:: Instructions for the task ::
Copy all lines below containing "height".

:: Information supplied ::
==========
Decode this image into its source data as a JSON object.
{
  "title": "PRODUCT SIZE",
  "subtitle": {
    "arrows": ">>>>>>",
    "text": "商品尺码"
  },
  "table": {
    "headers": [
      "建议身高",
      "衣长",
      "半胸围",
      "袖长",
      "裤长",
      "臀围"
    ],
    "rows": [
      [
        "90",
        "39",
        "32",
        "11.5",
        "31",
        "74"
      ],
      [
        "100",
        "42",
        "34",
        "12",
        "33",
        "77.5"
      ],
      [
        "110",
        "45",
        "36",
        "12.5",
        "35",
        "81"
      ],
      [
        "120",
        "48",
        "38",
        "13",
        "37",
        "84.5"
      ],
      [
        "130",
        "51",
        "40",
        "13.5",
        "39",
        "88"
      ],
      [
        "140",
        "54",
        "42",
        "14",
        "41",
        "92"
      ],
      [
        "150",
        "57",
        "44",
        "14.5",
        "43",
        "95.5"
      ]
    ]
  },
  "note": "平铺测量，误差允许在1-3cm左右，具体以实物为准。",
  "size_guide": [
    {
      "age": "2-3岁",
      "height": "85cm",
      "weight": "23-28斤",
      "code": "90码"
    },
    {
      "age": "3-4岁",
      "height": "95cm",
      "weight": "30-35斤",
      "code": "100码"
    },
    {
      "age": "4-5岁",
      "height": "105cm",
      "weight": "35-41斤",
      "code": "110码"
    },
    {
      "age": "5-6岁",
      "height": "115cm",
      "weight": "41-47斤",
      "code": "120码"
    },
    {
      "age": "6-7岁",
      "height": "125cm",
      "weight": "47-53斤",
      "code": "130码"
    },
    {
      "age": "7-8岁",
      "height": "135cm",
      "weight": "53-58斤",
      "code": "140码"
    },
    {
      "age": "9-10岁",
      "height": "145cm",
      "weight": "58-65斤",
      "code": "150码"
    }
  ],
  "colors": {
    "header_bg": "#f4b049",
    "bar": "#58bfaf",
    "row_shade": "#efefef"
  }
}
==========
:: Written answer ::
      "height": "85cm",
      "height": "95cm",
      "height": "105cm",
      "height": "115cm",
      "height": "125cm",
      "height": "135cm",
      "height": "145cm",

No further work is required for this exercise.